Some records

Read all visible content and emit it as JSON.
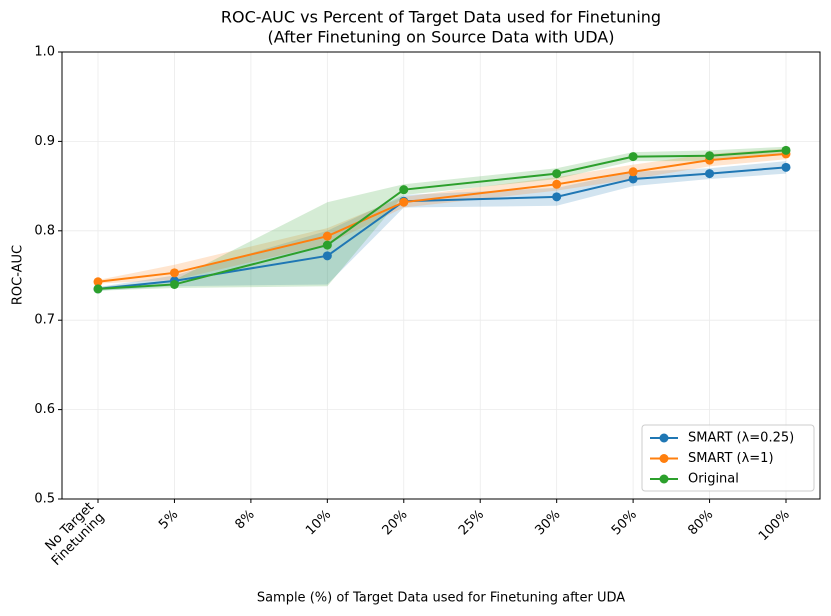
{
  "chart_data": {
    "type": "line",
    "title": "ROC-AUC vs Percent of Target Data used for Finetuning",
    "subtitle": "(After Finetuning on Source Data with UDA)",
    "x_label": "Sample (%) of Target Data used for Finetuning after UDA",
    "y_label": "ROC-AUC",
    "categories": [
      "No Target\nFinetuning",
      "5%",
      "8%",
      "10%",
      "20%",
      "25%",
      "30%",
      "50%",
      "80%",
      "100%"
    ],
    "ylim": [
      0.5,
      1.0
    ],
    "yticks": [
      0.5,
      0.6,
      0.7,
      0.8,
      0.9,
      {
        "value": 1.0,
        "label": "1.0"
      }
    ],
    "grid": true,
    "legend": "lower right",
    "series": [
      {
        "name": "SMART (λ=0.25)",
        "color": "#1f77b4",
        "x": [
          "No Target\nFinetuning",
          "5%",
          "10%",
          "20%",
          "30%",
          "50%",
          "80%",
          "100%"
        ],
        "values": [
          0.735,
          0.744,
          0.772,
          0.833,
          0.838,
          0.858,
          0.864,
          0.871
        ],
        "lower": [
          0.733,
          0.738,
          0.74,
          0.826,
          0.828,
          0.85,
          0.858,
          0.864
        ],
        "upper": [
          0.737,
          0.75,
          0.8,
          0.84,
          0.848,
          0.866,
          0.87,
          0.878
        ]
      },
      {
        "name": "SMART (λ=1)",
        "color": "#ff7f0e",
        "x": [
          "No Target\nFinetuning",
          "5%",
          "10%",
          "20%",
          "30%",
          "50%",
          "80%",
          "100%"
        ],
        "values": [
          0.743,
          0.753,
          0.794,
          0.832,
          0.852,
          0.866,
          0.879,
          0.886
        ],
        "lower": [
          0.741,
          0.745,
          0.785,
          0.826,
          0.845,
          0.858,
          0.872,
          0.88
        ],
        "upper": [
          0.745,
          0.762,
          0.803,
          0.838,
          0.86,
          0.874,
          0.886,
          0.892
        ]
      },
      {
        "name": "Original",
        "color": "#2ca02c",
        "x": [
          "No Target\nFinetuning",
          "5%",
          "10%",
          "20%",
          "30%",
          "50%",
          "80%",
          "100%"
        ],
        "values": [
          0.735,
          0.74,
          0.784,
          0.846,
          0.864,
          0.883,
          0.884,
          0.89
        ],
        "lower": [
          0.733,
          0.736,
          0.738,
          0.84,
          0.858,
          0.878,
          0.878,
          0.886
        ],
        "upper": [
          0.737,
          0.745,
          0.832,
          0.852,
          0.87,
          0.888,
          0.89,
          0.894
        ]
      }
    ]
  }
}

What is expected => Tally the lines in the listing that hold "color" and report the number alone.

The completed task => 3